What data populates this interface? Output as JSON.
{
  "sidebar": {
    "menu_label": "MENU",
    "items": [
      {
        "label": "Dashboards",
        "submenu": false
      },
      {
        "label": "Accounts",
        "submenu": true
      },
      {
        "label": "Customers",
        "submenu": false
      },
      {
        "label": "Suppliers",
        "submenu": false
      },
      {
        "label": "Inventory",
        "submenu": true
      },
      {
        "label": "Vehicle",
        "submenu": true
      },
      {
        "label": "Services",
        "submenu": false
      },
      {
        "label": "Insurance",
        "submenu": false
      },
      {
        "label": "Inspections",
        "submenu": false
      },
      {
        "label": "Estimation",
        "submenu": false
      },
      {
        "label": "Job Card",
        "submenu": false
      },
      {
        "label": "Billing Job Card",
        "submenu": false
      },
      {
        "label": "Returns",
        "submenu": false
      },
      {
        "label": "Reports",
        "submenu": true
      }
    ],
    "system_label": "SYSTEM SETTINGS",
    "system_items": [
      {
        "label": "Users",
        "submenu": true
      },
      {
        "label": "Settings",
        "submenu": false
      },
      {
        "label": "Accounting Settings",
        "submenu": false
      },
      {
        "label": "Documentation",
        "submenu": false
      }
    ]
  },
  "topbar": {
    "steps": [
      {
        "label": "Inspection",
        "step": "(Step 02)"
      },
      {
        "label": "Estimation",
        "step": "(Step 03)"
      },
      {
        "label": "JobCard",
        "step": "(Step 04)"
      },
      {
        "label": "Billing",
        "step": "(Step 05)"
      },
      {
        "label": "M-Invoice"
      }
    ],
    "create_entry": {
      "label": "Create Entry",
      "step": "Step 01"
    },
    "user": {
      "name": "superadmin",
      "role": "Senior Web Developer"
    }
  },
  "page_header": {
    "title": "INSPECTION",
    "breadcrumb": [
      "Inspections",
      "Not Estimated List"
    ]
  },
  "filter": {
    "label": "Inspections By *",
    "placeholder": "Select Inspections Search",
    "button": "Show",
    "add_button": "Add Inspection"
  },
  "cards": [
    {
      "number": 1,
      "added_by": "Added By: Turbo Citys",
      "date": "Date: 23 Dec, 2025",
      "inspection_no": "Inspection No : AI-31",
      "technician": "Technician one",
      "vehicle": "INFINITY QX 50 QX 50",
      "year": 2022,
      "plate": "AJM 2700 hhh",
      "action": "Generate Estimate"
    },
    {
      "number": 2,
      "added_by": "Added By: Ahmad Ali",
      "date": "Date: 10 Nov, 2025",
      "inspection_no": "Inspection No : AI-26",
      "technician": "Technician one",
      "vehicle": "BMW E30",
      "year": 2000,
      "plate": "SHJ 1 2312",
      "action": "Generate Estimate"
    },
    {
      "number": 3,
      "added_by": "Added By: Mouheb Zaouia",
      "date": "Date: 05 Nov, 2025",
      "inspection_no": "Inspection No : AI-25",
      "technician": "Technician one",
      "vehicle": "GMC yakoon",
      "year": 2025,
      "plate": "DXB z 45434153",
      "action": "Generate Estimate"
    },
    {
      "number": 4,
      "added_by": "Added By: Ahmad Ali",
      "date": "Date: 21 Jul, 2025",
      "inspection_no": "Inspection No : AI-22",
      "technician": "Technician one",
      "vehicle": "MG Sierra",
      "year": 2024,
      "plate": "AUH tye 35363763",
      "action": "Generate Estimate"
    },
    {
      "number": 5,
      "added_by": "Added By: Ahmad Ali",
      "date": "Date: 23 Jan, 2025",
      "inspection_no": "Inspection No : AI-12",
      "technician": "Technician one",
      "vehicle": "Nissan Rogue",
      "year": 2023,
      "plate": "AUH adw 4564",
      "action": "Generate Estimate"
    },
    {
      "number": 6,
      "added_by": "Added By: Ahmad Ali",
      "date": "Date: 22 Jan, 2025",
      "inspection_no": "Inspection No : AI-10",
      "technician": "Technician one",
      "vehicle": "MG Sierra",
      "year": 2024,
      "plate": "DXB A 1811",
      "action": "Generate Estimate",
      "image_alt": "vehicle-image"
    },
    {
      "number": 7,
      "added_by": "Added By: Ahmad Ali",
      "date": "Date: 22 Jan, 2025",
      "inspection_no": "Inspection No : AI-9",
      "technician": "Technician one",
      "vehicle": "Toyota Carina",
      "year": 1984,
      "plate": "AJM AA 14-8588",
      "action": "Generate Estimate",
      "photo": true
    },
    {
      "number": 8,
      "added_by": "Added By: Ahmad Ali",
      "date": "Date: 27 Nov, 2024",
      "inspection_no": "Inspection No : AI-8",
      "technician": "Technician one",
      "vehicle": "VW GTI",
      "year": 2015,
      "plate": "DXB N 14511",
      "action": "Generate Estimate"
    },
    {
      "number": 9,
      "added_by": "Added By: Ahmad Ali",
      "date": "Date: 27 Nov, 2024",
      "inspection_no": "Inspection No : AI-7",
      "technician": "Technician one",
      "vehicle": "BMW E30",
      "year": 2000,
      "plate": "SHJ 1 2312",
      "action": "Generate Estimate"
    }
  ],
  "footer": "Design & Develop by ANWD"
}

### Short task:
Exactly reproduce the material above.

### Output for this exercise:
What data populates this interface? Output as JSON.
{
  "sidebar": {
    "menu_label": "MENU",
    "items": [
      {
        "label": "Dashboards",
        "submenu": false
      },
      {
        "label": "Accounts",
        "submenu": true
      },
      {
        "label": "Customers",
        "submenu": false
      },
      {
        "label": "Suppliers",
        "submenu": false
      },
      {
        "label": "Inventory",
        "submenu": true
      },
      {
        "label": "Vehicle",
        "submenu": true
      },
      {
        "label": "Services",
        "submenu": false
      },
      {
        "label": "Insurance",
        "submenu": false
      },
      {
        "label": "Inspections",
        "submenu": false
      },
      {
        "label": "Estimation",
        "submenu": false
      },
      {
        "label": "Job Card",
        "submenu": false
      },
      {
        "label": "Billing Job Card",
        "submenu": false
      },
      {
        "label": "Returns",
        "submenu": false
      },
      {
        "label": "Reports",
        "submenu": true
      }
    ],
    "system_label": "SYSTEM SETTINGS",
    "system_items": [
      {
        "label": "Users",
        "submenu": true
      },
      {
        "label": "Settings",
        "submenu": false
      },
      {
        "label": "Accounting Settings",
        "submenu": false
      },
      {
        "label": "Documentation",
        "submenu": false
      }
    ]
  },
  "topbar": {
    "steps": [
      {
        "label": "Inspection",
        "step": "(Step 02)"
      },
      {
        "label": "Estimation",
        "step": "(Step 03)"
      },
      {
        "label": "JobCard",
        "step": "(Step 04)"
      },
      {
        "label": "Billing",
        "step": "(Step 05)"
      },
      {
        "label": "M-Invoice"
      }
    ],
    "create_entry": {
      "label": "Create Entry",
      "step": "Step 01"
    },
    "user": {
      "name": "superadmin",
      "role": "Senior Web Developer"
    }
  },
  "page_header": {
    "title": "INSPECTION",
    "breadcrumb": [
      "Inspections",
      "Not Estimated List"
    ]
  },
  "filter": {
    "label": "Inspections By *",
    "placeholder": "Select Inspections Search",
    "button": "Show",
    "add_button": "Add Inspection"
  },
  "cards": [
    {
      "number": 1,
      "added_by": "Added By: Turbo Citys",
      "date": "Date: 23 Dec, 2025",
      "inspection_no": "Inspection No : AI-31",
      "technician": "Technician one",
      "vehicle": "INFINITY QX 50 QX 50",
      "year": 2022,
      "plate": "AJM 2700 hhh",
      "action": "Generate Estimate"
    },
    {
      "number": 2,
      "added_by": "Added By: Ahmad Ali",
      "date": "Date: 10 Nov, 2025",
      "inspection_no": "Inspection No : AI-26",
      "technician": "Technician one",
      "vehicle": "BMW E30",
      "year": 2000,
      "plate": "SHJ 1 2312",
      "action": "Generate Estimate"
    },
    {
      "number": 3,
      "added_by": "Added By: Mouheb Zaouia",
      "date": "Date: 05 Nov, 2025",
      "inspection_no": "Inspection No : AI-25",
      "technician": "Technician one",
      "vehicle": "GMC yakoon",
      "year": 2025,
      "plate": "DXB z 45434153",
      "action": "Generate Estimate"
    },
    {
      "number": 4,
      "added_by": "Added By: Ahmad Ali",
      "date": "Date: 21 Jul, 2025",
      "inspection_no": "Inspection No : AI-22",
      "technician": "Technician one",
      "vehicle": "MG Sierra",
      "year": 2024,
      "plate": "AUH tye 35363763",
      "action": "Generate Estimate"
    },
    {
      "number": 5,
      "added_by": "Added By: Ahmad Ali",
      "date": "Date: 23 Jan, 2025",
      "inspection_no": "Inspection No : AI-12",
      "technician": "Technician one",
      "vehicle": "Nissan Rogue",
      "year": 2023,
      "plate": "AUH adw 4564",
      "action": "Generate Estimate"
    },
    {
      "number": 6,
      "added_by": "Added By: Ahmad Ali",
      "date": "Date: 22 Jan, 2025",
      "inspection_no": "Inspection No : AI-10",
      "technician": "Technician one",
      "vehicle": "MG Sierra",
      "year": 2024,
      "plate": "DXB A 1811",
      "action": "Generate Estimate",
      "image_alt": "vehicle-image"
    },
    {
      "number": 7,
      "added_by": "Added By: Ahmad Ali",
      "date": "Date: 22 Jan, 2025",
      "inspection_no": "Inspection No : AI-9",
      "technician": "Technician one",
      "vehicle": "Toyota Carina",
      "year": 1984,
      "plate": "AJM AA 14-8588",
      "action": "Generate Estimate",
      "photo": true
    },
    {
      "number": 8,
      "added_by": "Added By: Ahmad Ali",
      "date": "Date: 27 Nov, 2024",
      "inspection_no": "Inspection No : AI-8",
      "technician": "Technician one",
      "vehicle": "VW GTI",
      "year": 2015,
      "plate": "DXB N 14511",
      "action": "Generate Estimate"
    },
    {
      "number": 9,
      "added_by": "Added By: Ahmad Ali",
      "date": "Date: 27 Nov, 2024",
      "inspection_no": "Inspection No : AI-7",
      "technician": "Technician one",
      "vehicle": "BMW E30",
      "year": 2000,
      "plate": "SHJ 1 2312",
      "action": "Generate Estimate"
    }
  ],
  "footer": "Design & Develop by ANWD"
}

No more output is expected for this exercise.